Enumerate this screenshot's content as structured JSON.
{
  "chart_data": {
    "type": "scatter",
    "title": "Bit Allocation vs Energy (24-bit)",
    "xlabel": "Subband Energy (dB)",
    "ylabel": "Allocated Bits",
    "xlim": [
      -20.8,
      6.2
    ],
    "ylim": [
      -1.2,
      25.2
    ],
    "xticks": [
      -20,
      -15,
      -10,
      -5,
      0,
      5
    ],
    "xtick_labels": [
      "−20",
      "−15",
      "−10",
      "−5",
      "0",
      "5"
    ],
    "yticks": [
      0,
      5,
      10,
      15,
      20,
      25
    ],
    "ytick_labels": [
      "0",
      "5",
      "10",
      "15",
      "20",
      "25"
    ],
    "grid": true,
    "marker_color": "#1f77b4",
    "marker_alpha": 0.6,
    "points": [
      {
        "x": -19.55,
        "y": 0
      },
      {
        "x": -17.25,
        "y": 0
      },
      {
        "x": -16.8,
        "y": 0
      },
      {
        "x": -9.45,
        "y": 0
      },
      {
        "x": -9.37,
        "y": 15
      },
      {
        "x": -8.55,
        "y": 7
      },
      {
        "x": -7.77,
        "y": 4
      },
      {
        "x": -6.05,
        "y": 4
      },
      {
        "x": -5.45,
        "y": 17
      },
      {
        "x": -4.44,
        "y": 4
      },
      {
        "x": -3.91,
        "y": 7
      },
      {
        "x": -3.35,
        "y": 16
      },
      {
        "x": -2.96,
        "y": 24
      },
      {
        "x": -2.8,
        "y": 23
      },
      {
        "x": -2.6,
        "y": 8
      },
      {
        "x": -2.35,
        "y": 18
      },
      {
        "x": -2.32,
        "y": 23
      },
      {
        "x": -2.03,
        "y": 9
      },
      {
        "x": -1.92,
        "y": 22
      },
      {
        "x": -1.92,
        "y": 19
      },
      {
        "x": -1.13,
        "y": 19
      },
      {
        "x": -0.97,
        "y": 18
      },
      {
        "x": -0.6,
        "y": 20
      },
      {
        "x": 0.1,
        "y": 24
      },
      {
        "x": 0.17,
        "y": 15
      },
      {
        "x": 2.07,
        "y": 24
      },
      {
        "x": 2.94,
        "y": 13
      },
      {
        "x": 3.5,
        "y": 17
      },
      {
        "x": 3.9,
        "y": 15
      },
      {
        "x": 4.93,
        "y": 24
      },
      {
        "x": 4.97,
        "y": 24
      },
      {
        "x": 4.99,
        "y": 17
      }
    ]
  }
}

··········

* _WHAT IS REQUIRED_:
Determine how many lines in the listing above hold the word "Energy", answering with the number only.

* _SOLUTION_:
2